Figure record listings:
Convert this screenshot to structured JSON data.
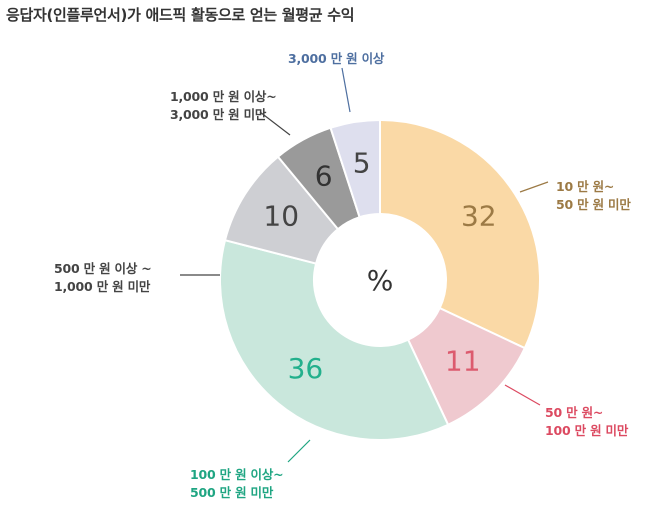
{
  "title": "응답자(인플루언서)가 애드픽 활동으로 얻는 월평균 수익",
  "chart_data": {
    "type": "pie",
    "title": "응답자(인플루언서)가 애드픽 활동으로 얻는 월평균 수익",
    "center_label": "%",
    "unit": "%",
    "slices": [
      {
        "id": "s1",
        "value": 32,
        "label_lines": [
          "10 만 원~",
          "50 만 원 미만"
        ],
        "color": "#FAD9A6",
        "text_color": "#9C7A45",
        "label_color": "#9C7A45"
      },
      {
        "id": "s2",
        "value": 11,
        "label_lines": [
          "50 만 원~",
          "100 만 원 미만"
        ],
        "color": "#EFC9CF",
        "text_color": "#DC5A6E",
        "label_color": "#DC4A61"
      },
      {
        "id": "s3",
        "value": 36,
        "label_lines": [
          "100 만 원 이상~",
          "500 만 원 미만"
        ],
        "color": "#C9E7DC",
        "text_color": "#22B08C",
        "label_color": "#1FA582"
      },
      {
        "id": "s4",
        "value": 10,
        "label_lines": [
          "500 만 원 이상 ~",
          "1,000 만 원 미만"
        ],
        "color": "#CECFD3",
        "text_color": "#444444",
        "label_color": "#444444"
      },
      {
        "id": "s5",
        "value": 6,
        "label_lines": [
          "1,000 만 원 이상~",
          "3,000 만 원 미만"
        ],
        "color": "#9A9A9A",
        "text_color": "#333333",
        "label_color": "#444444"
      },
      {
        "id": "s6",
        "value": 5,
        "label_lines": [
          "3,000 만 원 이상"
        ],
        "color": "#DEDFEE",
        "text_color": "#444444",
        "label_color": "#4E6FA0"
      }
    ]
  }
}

Prompt
Select all lines with the word "활동으로" from the entries above.

Answer to this problem
  "title": "응답자(인플루언서)가 애드픽 활동으로 얻는 월평균 수익",
    "title": "응답자(인플루언서)가 애드픽 활동으로 얻는 월평균 수익",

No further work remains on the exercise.